→ **OBJECTIF**
Selon le texte sur le Frioul, quel nom porte la manifestation consacrée à la cuisine locale, aux vins et au prosciutto San Daniele ?

→ **TEXTE EXTRAIT**
:::
Certes, comme l'a dit le poète, Florence a connu des siècles de massacres, empoisonnements, traitrises, trahisons, tueries - mais a généré dans la même période des génies comme Michel-Ange, Botticelli, Caravaggio, Vinci et autres alors que la Suisse a connu des siècles de paix et n'a produit « que » des coucous (et des chocolats et des banquiers ndrl).
Le Friuli, pourtant situé à une zone frontière des pays baltes et de l'Autriche qui a connu dans le passé quelques turbulences, est une région s'accordant maintenant parfaitement à l'épithète « paisible ».
Invité par l' "Assesor" Claudio Violino chargé de l'agriculture (et son bras droit Mirko Bellini) pour une série d'événements autour de la cuisine locale, des vins et du célèbre prosciutto "san daniele", ce furent deux journées de découvertes particulièrement sympathiques.
Les 33 membres du Consortio du Prosciutto San Daniele, et l'ERSA (Agenzia Regionale per lo Sviluppo Rurale de la Regione Friuli Venezia Giulia) recevaient donc les populations locales et de proximité (allemands, autrichiens, slovènes) à la gloire de ces produits dont la réputation dépasse les frontières de cette région orientale.
La manifestation s'appelle « Gran Noé ». Je n'ai pas compris le rapport avec le biblique : pas grave ! On passait de Trieste à Udine pour finir à San Daniele une grosse bourgade où tout tourne autour du fameux prosciutto que bien trop d'amateurs approximatifs situent encore en Toscane ou Emilie-Romagne.
:::
→ **EXTRAIT DE DONNÉES**
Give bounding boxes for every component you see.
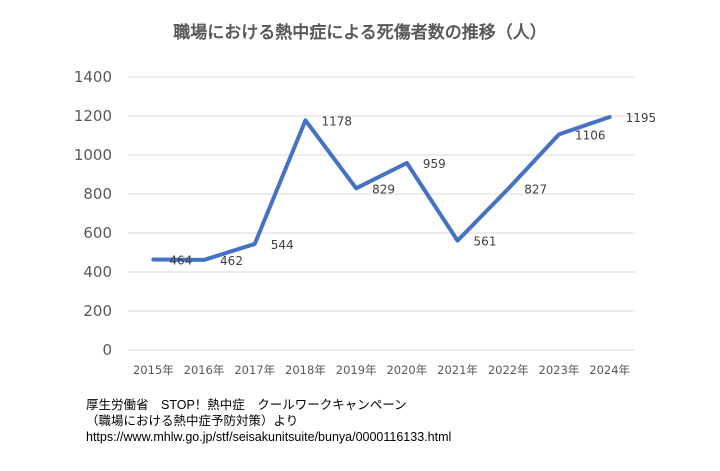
:::
→ **RÉSULTAT**
Elle s'appelle « Gran Noé ».